§ REQUIRED TASK: Please render the stretch of the listing from the line containing "piece-white-pawn-e5[interactable]: ♟ xyxy=(124,92,147,118)" through the line containing "piece-black-pawn-a7[interactable]: ♟ xyxy=(5,33,28,59)" as a JSON list of strings, one string per line, leaving out any blank lines.

Page element annotations:

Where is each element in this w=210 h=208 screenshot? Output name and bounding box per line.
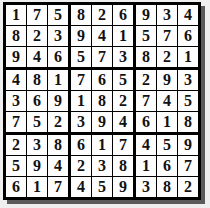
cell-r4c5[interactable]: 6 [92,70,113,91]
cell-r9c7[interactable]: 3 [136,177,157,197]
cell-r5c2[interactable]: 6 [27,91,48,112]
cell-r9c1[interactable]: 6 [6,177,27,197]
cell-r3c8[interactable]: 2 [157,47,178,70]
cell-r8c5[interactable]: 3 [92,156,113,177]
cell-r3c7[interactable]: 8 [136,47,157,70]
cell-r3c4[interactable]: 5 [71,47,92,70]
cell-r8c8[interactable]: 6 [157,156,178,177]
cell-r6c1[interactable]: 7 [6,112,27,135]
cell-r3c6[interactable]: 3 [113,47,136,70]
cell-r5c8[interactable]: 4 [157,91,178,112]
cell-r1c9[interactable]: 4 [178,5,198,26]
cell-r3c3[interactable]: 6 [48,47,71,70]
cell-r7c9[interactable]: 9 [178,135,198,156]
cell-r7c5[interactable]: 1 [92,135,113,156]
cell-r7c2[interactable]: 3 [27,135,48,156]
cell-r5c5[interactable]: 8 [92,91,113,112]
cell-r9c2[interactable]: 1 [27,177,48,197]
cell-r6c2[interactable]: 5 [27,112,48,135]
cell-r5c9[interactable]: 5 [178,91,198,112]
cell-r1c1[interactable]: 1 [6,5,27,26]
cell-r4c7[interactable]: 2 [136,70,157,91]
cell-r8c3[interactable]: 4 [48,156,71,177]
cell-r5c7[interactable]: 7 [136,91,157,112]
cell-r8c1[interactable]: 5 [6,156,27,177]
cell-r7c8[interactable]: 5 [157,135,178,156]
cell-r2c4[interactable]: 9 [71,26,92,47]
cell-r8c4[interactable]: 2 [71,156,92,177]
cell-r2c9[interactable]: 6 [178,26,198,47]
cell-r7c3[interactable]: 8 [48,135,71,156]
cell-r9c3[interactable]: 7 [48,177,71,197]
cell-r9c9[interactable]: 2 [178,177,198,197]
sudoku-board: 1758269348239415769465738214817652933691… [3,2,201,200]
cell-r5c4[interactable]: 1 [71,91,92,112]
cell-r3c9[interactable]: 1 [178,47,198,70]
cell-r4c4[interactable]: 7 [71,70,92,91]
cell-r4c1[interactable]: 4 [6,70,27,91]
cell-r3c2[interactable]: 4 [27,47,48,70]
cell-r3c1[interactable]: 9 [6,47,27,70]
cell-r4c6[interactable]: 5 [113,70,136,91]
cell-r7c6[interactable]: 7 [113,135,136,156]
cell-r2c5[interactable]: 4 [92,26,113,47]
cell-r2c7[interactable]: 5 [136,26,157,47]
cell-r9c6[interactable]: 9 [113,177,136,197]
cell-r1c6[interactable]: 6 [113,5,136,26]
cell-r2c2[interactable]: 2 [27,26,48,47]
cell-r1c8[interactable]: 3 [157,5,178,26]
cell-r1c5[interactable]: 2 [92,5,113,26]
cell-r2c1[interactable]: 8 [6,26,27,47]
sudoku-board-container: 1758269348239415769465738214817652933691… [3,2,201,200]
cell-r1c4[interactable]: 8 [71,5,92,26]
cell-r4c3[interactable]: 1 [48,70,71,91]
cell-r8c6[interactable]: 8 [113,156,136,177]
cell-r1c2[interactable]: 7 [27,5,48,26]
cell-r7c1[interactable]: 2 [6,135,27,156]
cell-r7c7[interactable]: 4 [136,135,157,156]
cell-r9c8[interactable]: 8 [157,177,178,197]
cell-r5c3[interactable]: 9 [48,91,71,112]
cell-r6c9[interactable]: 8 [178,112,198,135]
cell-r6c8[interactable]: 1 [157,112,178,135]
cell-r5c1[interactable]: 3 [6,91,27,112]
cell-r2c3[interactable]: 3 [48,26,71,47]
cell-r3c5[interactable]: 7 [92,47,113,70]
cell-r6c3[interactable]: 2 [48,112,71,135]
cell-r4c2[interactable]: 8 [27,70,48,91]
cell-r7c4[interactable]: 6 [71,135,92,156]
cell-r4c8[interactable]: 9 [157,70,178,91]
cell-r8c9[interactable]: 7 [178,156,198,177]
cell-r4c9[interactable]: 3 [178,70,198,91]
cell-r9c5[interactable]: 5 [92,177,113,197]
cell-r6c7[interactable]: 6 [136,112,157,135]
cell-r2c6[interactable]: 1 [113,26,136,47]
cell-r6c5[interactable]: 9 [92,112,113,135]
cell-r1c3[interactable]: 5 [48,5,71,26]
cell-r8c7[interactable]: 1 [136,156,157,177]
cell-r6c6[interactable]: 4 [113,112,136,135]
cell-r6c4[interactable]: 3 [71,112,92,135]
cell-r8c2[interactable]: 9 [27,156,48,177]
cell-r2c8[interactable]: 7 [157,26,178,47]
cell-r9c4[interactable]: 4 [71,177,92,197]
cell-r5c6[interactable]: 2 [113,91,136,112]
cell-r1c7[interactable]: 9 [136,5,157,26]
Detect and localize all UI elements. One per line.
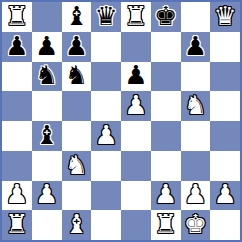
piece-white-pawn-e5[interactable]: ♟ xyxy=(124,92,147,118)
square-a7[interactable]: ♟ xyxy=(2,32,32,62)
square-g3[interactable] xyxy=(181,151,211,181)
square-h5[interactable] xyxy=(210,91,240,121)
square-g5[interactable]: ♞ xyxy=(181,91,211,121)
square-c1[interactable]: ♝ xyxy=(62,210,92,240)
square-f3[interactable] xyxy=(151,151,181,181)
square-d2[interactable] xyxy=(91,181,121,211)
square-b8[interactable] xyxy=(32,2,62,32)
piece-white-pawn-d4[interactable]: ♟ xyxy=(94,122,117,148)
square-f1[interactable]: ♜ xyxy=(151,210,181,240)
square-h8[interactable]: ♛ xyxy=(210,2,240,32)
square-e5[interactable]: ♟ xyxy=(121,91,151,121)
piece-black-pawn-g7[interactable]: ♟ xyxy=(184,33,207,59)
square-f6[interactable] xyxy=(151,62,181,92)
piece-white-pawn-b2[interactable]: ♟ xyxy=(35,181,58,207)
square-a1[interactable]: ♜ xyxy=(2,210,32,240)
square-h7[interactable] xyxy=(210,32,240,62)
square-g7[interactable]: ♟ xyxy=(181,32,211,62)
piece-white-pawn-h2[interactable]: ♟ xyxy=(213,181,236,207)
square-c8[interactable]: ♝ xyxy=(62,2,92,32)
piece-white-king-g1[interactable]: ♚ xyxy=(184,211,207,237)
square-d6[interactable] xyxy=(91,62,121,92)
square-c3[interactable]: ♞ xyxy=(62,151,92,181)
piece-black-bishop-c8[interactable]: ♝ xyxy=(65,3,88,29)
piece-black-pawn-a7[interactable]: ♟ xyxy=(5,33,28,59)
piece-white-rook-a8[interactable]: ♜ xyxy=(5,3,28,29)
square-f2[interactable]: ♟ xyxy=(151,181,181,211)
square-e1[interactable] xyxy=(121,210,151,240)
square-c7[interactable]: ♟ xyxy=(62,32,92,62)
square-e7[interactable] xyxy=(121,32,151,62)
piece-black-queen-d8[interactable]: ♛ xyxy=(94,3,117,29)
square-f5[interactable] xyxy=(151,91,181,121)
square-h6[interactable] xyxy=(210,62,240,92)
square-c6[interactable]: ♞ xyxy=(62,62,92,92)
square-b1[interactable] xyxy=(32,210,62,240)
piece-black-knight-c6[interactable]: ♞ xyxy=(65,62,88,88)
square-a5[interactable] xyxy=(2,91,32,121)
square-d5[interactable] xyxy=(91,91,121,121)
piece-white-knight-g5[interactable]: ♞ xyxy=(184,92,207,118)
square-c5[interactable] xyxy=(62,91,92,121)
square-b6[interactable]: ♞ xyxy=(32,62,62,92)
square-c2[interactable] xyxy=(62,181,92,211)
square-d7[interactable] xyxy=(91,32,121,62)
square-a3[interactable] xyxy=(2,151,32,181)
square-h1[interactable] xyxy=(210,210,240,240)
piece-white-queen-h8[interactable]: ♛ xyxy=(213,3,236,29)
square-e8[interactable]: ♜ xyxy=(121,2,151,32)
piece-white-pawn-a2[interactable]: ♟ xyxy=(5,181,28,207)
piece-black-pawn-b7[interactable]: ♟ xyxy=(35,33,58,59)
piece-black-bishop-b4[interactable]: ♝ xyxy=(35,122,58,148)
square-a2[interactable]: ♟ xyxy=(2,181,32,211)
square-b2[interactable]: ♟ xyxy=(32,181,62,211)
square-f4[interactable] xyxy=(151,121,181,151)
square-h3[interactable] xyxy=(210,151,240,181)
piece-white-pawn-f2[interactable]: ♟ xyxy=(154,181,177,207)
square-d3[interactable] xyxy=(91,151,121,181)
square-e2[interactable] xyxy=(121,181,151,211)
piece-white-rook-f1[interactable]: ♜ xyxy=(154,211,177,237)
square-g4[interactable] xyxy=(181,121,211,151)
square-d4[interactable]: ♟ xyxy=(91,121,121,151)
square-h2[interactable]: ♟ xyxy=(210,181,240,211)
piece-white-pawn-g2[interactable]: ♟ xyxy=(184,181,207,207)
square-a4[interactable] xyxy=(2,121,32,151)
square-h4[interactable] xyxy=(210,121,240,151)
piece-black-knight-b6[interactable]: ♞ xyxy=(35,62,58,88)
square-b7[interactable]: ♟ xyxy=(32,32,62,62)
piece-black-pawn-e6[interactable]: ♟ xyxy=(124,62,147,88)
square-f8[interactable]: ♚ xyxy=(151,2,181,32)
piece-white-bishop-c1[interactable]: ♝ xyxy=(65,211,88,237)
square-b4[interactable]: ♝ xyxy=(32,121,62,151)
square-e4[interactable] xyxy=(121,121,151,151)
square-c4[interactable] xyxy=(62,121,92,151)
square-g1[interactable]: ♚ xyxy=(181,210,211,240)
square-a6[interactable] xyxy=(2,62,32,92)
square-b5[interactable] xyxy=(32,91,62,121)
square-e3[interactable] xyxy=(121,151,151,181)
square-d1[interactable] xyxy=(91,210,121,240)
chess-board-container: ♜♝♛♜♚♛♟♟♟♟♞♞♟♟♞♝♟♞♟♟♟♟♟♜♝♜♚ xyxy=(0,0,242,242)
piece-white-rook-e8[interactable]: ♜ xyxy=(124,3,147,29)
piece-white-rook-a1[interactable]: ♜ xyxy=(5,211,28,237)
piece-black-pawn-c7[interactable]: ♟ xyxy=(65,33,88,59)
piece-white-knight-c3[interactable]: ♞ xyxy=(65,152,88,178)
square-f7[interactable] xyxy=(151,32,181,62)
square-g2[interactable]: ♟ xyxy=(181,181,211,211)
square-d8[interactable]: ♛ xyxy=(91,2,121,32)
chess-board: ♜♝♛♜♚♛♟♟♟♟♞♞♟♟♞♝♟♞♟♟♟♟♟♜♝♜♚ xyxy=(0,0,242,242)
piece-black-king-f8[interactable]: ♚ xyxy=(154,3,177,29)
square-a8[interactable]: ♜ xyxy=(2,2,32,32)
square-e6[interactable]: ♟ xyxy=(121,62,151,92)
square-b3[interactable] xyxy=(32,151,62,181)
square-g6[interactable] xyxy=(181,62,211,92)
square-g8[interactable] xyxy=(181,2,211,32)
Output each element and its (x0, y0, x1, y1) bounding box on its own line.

§ ANSWER FOR THIS EXERCISE:
[
  "piece-white-pawn-e5[interactable]: ♟ xyxy=(124,92,147,118)",
  "square-a7[interactable]: ♟ xyxy=(2,32,32,62)",
  "square-g3[interactable] xyxy=(181,151,211,181)",
  "square-h5[interactable] xyxy=(210,91,240,121)",
  "square-g5[interactable]: ♞ xyxy=(181,91,211,121)",
  "square-c1[interactable]: ♝ xyxy=(62,210,92,240)",
  "square-f3[interactable] xyxy=(151,151,181,181)",
  "square-d2[interactable] xyxy=(91,181,121,211)",
  "square-b8[interactable] xyxy=(32,2,62,32)",
  "piece-white-pawn-d4[interactable]: ♟ xyxy=(94,122,117,148)",
  "square-f1[interactable]: ♜ xyxy=(151,210,181,240)",
  "square-h8[interactable]: ♛ xyxy=(210,2,240,32)",
  "square-e5[interactable]: ♟ xyxy=(121,91,151,121)",
  "piece-black-pawn-g7[interactable]: ♟ xyxy=(184,33,207,59)",
  "square-f6[interactable] xyxy=(151,62,181,92)",
  "piece-white-pawn-b2[interactable]: ♟ xyxy=(35,181,58,207)",
  "square-a1[interactable]: ♜ xyxy=(2,210,32,240)",
  "square-h7[interactable] xyxy=(210,32,240,62)",
  "square-g7[interactable]: ♟ xyxy=(181,32,211,62)",
  "piece-white-pawn-h2[interactable]: ♟ xyxy=(213,181,236,207)",
  "square-c8[interactable]: ♝ xyxy=(62,2,92,32)",
  "piece-white-king-g1[interactable]: ♚ xyxy=(184,211,207,237)",
  "square-d6[interactable] xyxy=(91,62,121,92)",
  "square-c3[interactable]: ♞ xyxy=(62,151,92,181)",
  "piece-black-bishop-c8[interactable]: ♝ xyxy=(65,3,88,29)",
  "piece-black-pawn-a7[interactable]: ♟ xyxy=(5,33,28,59)"
]